═════ Task inputs

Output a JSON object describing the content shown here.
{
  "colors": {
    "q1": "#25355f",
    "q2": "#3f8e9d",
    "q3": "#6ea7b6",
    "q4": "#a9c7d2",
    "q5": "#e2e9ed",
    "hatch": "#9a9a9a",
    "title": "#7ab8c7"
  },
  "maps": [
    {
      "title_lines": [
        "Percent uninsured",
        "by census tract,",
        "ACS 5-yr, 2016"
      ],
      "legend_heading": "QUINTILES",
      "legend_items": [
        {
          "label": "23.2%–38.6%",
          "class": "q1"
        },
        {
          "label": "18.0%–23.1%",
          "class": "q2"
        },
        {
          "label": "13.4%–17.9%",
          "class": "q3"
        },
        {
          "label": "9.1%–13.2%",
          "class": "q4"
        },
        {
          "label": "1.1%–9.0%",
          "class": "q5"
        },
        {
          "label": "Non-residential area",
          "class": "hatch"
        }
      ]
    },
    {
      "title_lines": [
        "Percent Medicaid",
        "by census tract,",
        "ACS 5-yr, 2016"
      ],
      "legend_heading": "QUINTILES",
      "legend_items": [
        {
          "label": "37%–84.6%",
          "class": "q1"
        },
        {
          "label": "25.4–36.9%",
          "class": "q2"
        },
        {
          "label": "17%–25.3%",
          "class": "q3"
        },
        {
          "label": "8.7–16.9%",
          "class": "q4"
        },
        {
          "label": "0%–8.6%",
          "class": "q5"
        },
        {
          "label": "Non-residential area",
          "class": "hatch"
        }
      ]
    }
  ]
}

══════════

**Work to complete:**
Nothing in the data may differ; print all of it exactly as written.

**Answer for this exercise:**
Output a JSON object describing the content shown here.
{
  "colors": {
    "q1": "#25355f",
    "q2": "#3f8e9d",
    "q3": "#6ea7b6",
    "q4": "#a9c7d2",
    "q5": "#e2e9ed",
    "hatch": "#9a9a9a",
    "title": "#7ab8c7"
  },
  "maps": [
    {
      "title_lines": [
        "Percent uninsured",
        "by census tract,",
        "ACS 5-yr, 2016"
      ],
      "legend_heading": "QUINTILES",
      "legend_items": [
        {
          "label": "23.2%–38.6%",
          "class": "q1"
        },
        {
          "label": "18.0%–23.1%",
          "class": "q2"
        },
        {
          "label": "13.4%–17.9%",
          "class": "q3"
        },
        {
          "label": "9.1%–13.2%",
          "class": "q4"
        },
        {
          "label": "1.1%–9.0%",
          "class": "q5"
        },
        {
          "label": "Non-residential area",
          "class": "hatch"
        }
      ]
    },
    {
      "title_lines": [
        "Percent Medicaid",
        "by census tract,",
        "ACS 5-yr, 2016"
      ],
      "legend_heading": "QUINTILES",
      "legend_items": [
        {
          "label": "37%–84.6%",
          "class": "q1"
        },
        {
          "label": "25.4–36.9%",
          "class": "q2"
        },
        {
          "label": "17%–25.3%",
          "class": "q3"
        },
        {
          "label": "8.7–16.9%",
          "class": "q4"
        },
        {
          "label": "0%–8.6%",
          "class": "q5"
        },
        {
          "label": "Non-residential area",
          "class": "hatch"
        }
      ]
    }
  ]
}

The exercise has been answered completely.